— Start —

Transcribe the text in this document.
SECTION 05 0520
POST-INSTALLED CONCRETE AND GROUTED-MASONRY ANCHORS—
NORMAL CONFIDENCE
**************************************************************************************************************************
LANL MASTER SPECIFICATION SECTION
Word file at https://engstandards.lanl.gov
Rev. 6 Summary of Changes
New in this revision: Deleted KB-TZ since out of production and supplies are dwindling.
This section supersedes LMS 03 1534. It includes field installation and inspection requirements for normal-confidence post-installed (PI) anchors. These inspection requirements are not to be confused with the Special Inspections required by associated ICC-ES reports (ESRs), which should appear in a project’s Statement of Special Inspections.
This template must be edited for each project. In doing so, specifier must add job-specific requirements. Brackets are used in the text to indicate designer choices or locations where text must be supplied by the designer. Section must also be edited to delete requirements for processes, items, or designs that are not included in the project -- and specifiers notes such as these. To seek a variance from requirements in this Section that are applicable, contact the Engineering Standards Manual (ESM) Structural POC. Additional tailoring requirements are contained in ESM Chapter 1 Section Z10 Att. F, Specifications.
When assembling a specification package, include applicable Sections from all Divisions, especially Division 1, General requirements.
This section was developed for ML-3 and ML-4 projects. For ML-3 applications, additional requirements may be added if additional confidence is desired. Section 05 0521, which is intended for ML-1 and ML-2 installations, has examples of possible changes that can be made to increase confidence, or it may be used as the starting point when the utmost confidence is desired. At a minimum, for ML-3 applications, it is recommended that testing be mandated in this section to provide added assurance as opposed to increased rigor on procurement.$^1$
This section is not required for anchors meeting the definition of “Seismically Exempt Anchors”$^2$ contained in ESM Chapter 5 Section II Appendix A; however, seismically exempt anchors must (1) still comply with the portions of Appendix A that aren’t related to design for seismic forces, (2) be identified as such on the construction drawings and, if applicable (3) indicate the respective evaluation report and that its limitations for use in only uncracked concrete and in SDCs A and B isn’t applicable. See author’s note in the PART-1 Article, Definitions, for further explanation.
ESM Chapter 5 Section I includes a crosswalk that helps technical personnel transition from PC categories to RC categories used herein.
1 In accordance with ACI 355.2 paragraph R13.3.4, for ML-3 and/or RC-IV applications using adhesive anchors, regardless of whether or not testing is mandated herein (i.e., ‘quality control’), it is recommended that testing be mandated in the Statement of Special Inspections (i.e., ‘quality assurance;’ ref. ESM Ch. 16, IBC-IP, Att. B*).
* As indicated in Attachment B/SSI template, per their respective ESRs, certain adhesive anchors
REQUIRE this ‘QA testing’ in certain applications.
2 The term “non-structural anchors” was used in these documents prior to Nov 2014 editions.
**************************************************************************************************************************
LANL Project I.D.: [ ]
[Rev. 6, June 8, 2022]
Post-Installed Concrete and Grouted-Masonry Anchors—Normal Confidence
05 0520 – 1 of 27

— End —

• **WHAT TO DO**
Give nothing but the count of lines in the listing above that hold the string "certain".

• **WRITTEN SOLUTION**
2